§ **Problem details**
Return the number of lines that include the string "zullen", without any other text.

§ **Stored data**
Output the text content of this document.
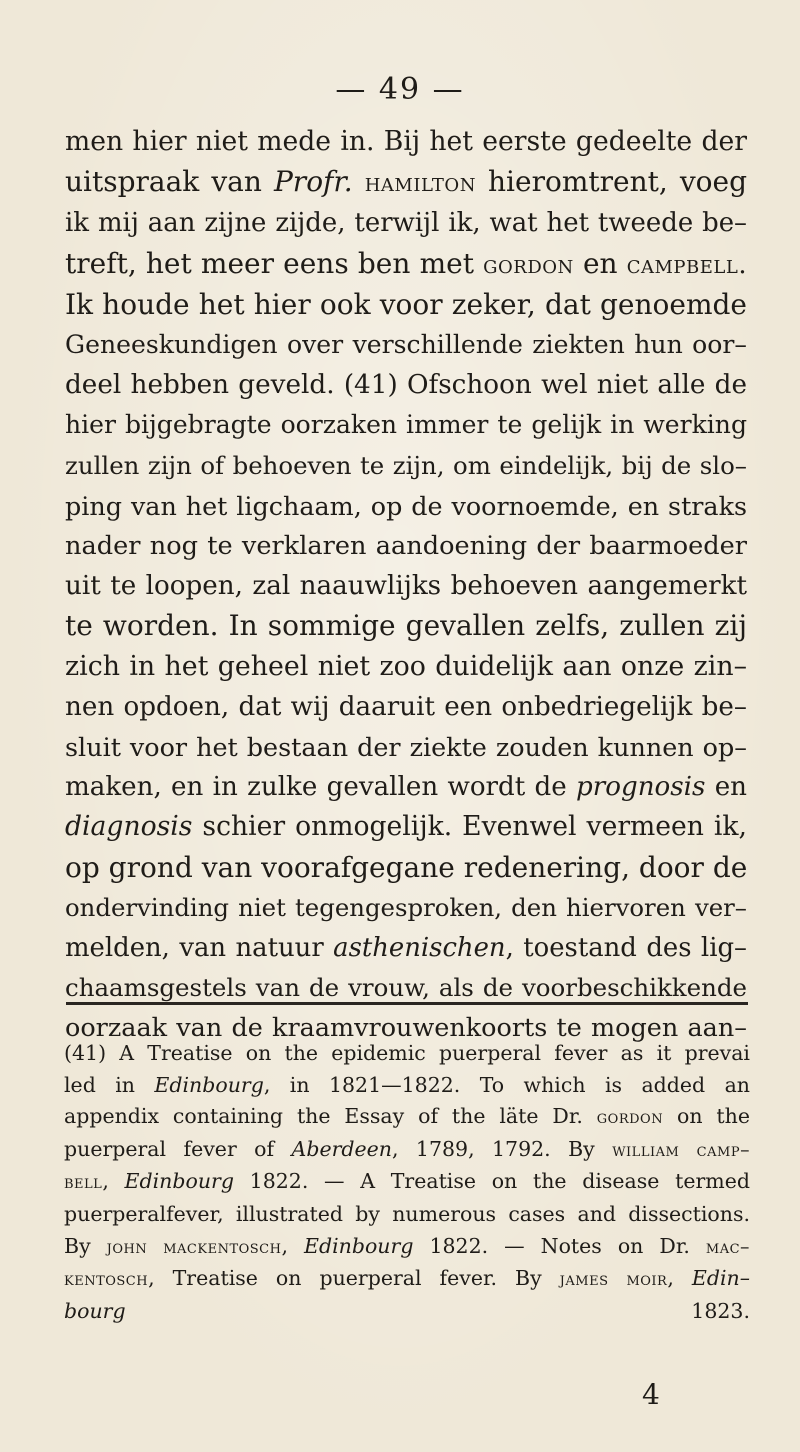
— 49 —
men hier niet mede in. Bij het eerste gedeelte der
uitspraak van Profr. hamilton hieromtrent, voeg
ik mij aan zijne zijde, terwijl ik, wat het tweede be–
treft, het meer eens ben met gordon en campbell.
Ik houde het hier ook voor zeker, dat genoemde
Geneeskundigen over verschillende ziekten hun oor–
deel hebben geveld. (41) Ofschoon wel niet alle de
hier bijgebragte oorzaken immer te gelijk in werking
zullen zijn of behoeven te zijn, om eindelijk, bij de slo–
ping van het ligchaam, op de voornoemde, en straks
nader nog te verklaren aandoening der baarmoeder
uit te loopen, zal naauwlijks behoeven aangemerkt
te worden. In sommige gevallen zelfs, zullen zij
zich in het geheel niet zoo duidelijk aan onze zin–
nen opdoen, dat wij daaruit een onbedriegelijk be–
sluit voor het bestaan der ziekte zouden kunnen op–
maken, en in zulke gevallen wordt de prognosis en
diagnosis schier onmogelijk. Evenwel vermeen ik,
op grond van voorafgegane redenering, door de
ondervinding niet tegengesproken, den hiervoren ver–
melden, van natuur asthenischen, toestand des lig–
chaamsgestels van de vrouw, als de voorbeschikkende
oorzaak van de kraamvrouwenkoorts te mogen aan–
(41) A Treatise on the epidemic puerperal fever as it prevai
led in Edinbourg, in 1821—1822. To which is added an
appendix containing the Essay of the läte Dr. gordon on the
puerperal fever of Aberdeen, 1789, 1792. By william camp–
bell, Edinbourg 1822. — A Treatise on the disease termed
puerperalfever, illustrated by numerous cases and dissections.
By john mackentosch, Edinbourg 1822. — Notes on Dr. mac–
kentosch, Treatise on puerperal fever. By james moir, Edin–
bourg 1823.
4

§ **Result below**
2